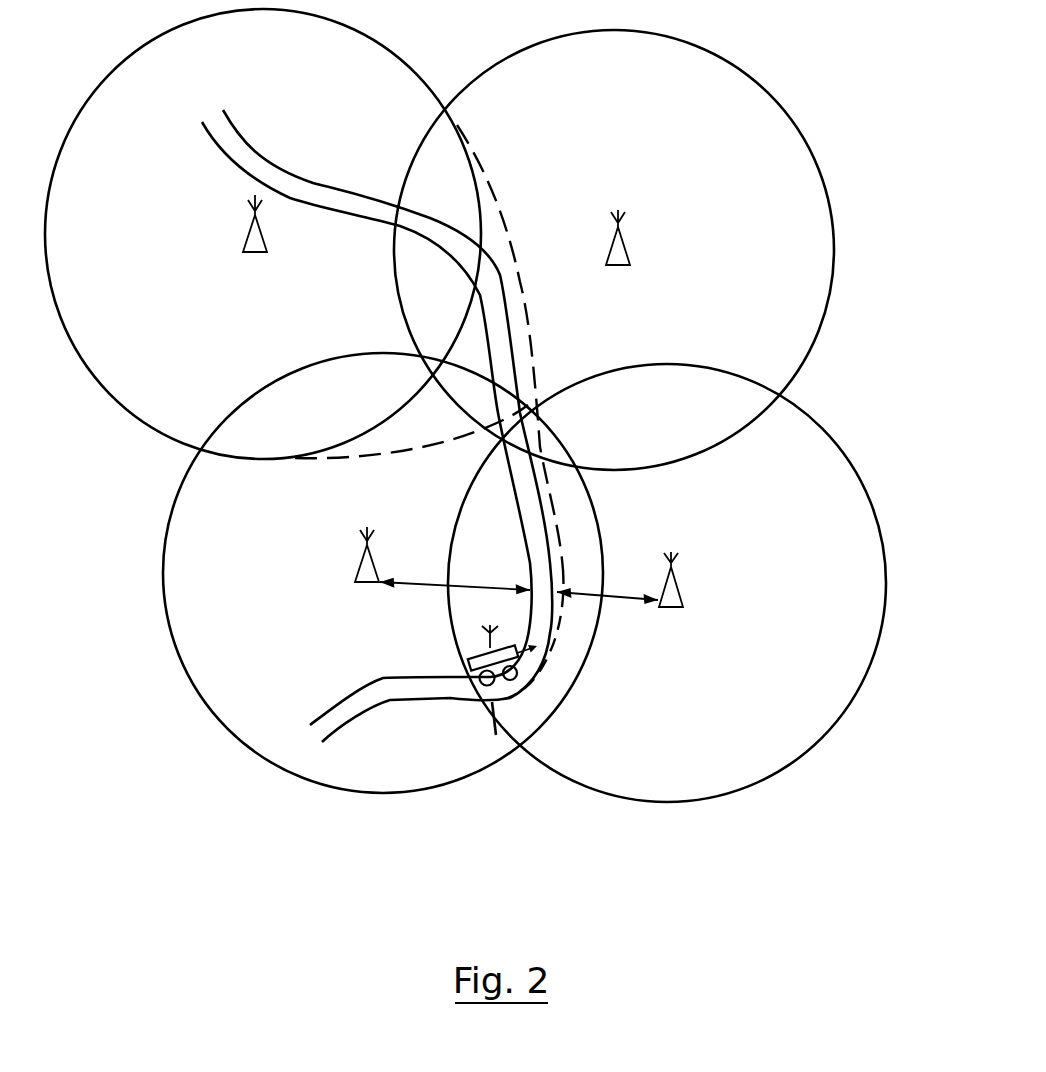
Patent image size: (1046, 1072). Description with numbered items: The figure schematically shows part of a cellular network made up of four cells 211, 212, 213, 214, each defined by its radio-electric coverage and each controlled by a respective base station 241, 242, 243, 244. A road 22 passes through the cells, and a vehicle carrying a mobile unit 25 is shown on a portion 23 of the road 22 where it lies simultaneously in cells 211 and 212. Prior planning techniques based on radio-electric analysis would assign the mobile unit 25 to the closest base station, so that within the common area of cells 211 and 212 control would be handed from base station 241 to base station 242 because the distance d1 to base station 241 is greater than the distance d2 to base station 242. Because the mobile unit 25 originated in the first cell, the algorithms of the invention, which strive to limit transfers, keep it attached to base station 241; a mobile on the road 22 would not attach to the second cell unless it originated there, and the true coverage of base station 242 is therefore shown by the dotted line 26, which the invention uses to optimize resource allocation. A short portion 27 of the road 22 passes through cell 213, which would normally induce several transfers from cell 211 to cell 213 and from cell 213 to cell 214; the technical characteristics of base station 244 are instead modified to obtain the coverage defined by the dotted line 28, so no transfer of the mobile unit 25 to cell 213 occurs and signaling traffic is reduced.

The cell 211 is at (258, 733).
The cell 212 is at (745, 785).
The cell 213 is at (755, 125).
The cell 214 is at (105, 357).
The base station 241 is at (355, 570).
The base station 242 is at (677, 588).
The base station 243 is at (631, 257).
The base station 244 is at (250, 235).
The road 22 is at (388, 702).
The portion of road 23 is at (537, 642).
The mobile unit 25 is at (473, 652).
The dotted line 26 is at (530, 687).
The short portion of road 27 is at (510, 340).
The dotted line 28 is at (513, 233).
The distance d1 is at (455, 572).
The distance d2 is at (607, 584).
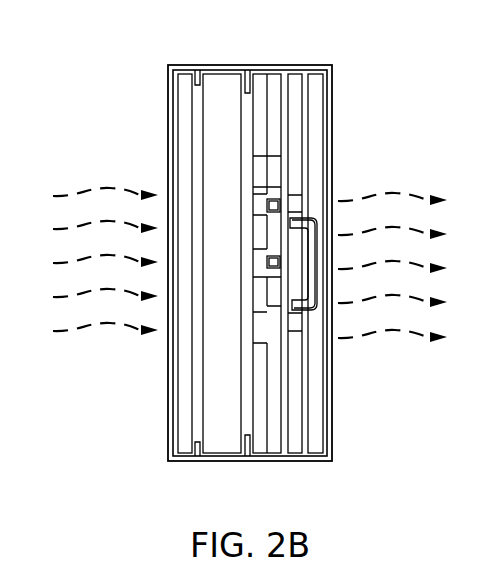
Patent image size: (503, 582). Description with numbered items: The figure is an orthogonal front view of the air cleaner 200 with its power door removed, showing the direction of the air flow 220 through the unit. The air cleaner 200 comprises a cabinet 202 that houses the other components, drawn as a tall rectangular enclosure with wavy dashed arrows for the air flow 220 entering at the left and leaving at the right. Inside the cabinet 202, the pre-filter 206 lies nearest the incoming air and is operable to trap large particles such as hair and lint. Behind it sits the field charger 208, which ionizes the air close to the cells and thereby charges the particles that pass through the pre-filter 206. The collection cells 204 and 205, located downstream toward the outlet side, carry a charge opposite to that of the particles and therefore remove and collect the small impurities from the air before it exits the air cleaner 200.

The air cleaner 200 is at (147, 82).
The cabinet 202 is at (333, 137).
The collection cell 204 is at (273, 457).
The collection cell 205 is at (300, 457).
The pre-filter 206 is at (177, 378).
The field charger 208 is at (214, 457).
The air flow 220 is at (92, 189).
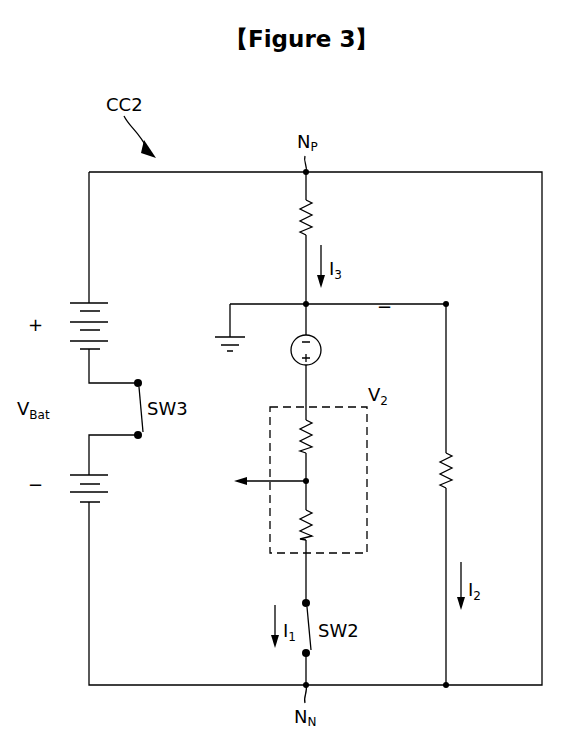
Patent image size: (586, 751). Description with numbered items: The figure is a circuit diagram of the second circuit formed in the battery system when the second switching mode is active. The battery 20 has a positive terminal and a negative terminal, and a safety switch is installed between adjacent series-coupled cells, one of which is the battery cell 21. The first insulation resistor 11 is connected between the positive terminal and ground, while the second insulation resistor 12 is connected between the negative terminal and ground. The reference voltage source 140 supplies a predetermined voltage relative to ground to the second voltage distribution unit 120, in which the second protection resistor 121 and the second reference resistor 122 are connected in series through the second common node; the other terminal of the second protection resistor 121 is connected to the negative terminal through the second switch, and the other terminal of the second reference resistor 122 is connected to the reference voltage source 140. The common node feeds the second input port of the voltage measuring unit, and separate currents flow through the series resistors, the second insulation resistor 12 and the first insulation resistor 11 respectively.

The first insulation resistor 11 is at (300, 220).
The second insulation resistor 12 is at (440, 480).
The battery 20 is at (133, 318).
The battery cell 21 is at (105, 493).
The second voltage distribution unit 120 is at (314, 480).
The second protection resistor 121 is at (300, 528).
The second reference resistor 122 is at (300, 440).
The reference voltage source 140 is at (293, 358).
○ ○ ○ ○ ○ ○ ○
### Problem statement
Print all entries exactly, without images.

### Solution for this problem
Patent image size: (1046, 1072). Description with numbered items: The figure schematically shows part of a cellular network made up of four cells 211, 212, 213, 214, each defined by its radio-electric coverage and each controlled by a respective base station 241, 242, 243, 244. A road 22 passes through the cells, and a vehicle carrying a mobile unit 25 is shown on a portion 23 of the road 22 where it lies simultaneously in cells 211 and 212. Prior planning techniques based on radio-electric analysis would assign the mobile unit 25 to the closest base station, so that within the common area of cells 211 and 212 control would be handed from base station 241 to base station 242 because the distance d1 to base station 241 is greater than the distance d2 to base station 242. Because the mobile unit 25 originated in the first cell, the algorithms of the invention, which strive to limit transfers, keep it attached to base station 241; a mobile on the road 22 would not attach to the second cell unless it originated there, and the true coverage of base station 242 is therefore shown by the dotted line 26, which the invention uses to optimize resource allocation. A short portion 27 of the road 22 passes through cell 213, which would normally induce several transfers from cell 211 to cell 213 and from cell 213 to cell 214; the technical characteristics of base station 244 are instead modified to obtain the coverage defined by the dotted line 28, so no transfer of the mobile unit 25 to cell 213 occurs and signaling traffic is reduced.

The cell 211 is at (258, 733).
The cell 212 is at (745, 785).
The cell 213 is at (755, 125).
The cell 214 is at (105, 357).
The base station 241 is at (355, 570).
The base station 242 is at (677, 588).
The base station 243 is at (631, 257).
The base station 244 is at (250, 235).
The road 22 is at (388, 702).
The portion of road 23 is at (537, 642).
The mobile unit 25 is at (473, 652).
The dotted line 26 is at (530, 687).
The short portion of road 27 is at (510, 340).
The dotted line 28 is at (513, 233).
The distance d1 is at (455, 572).
The distance d2 is at (607, 584).
Patent image size: (503, 582). Description with numbered items: The figure is an orthogonal front view of the air cleaner 200 with its power door removed, showing the direction of the air flow 220 through the unit. The air cleaner 200 comprises a cabinet 202 that houses the other components, drawn as a tall rectangular enclosure with wavy dashed arrows for the air flow 220 entering at the left and leaving at the right. Inside the cabinet 202, the pre-filter 206 lies nearest the incoming air and is operable to trap large particles such as hair and lint. Behind it sits the field charger 208, which ionizes the air close to the cells and thereby charges the particles that pass through the pre-filter 206. The collection cells 204 and 205, located downstream toward the outlet side, carry a charge opposite to that of the particles and therefore remove and collect the small impurities from the air before it exits the air cleaner 200.

The air cleaner 200 is at (147, 82).
The cabinet 202 is at (333, 137).
The collection cell 204 is at (273, 457).
The collection cell 205 is at (300, 457).
The pre-filter 206 is at (177, 378).
The field charger 208 is at (214, 457).
The air flow 220 is at (92, 189).
Patent image size: (586, 751). Description with numbered items: The figure is a circuit diagram of the second circuit formed in the battery system when the second switching mode is active. The battery 20 has a positive terminal and a negative terminal, and a safety switch is installed between adjacent series-coupled cells, one of which is the battery cell 21. The first insulation resistor 11 is connected between the positive terminal and ground, while the second insulation resistor 12 is connected between the negative terminal and ground. The reference voltage source 140 supplies a predetermined voltage relative to ground to the second voltage distribution unit 120, in which the second protection resistor 121 and the second reference resistor 122 are connected in series through the second common node; the other terminal of the second protection resistor 121 is connected to the negative terminal through the second switch, and the other terminal of the second reference resistor 122 is connected to the reference voltage source 140. The common node feeds the second input port of the voltage measuring unit, and separate currents flow through the series resistors, the second insulation resistor 12 and the first insulation resistor 11 respectively.

The first insulation resistor 11 is at (300, 220).
The second insulation resistor 12 is at (440, 480).
The battery 20 is at (133, 318).
The battery cell 21 is at (105, 493).
The second voltage distribution unit 120 is at (314, 480).
The second protection resistor 121 is at (300, 528).
The second reference resistor 122 is at (300, 440).
The reference voltage source 140 is at (293, 358).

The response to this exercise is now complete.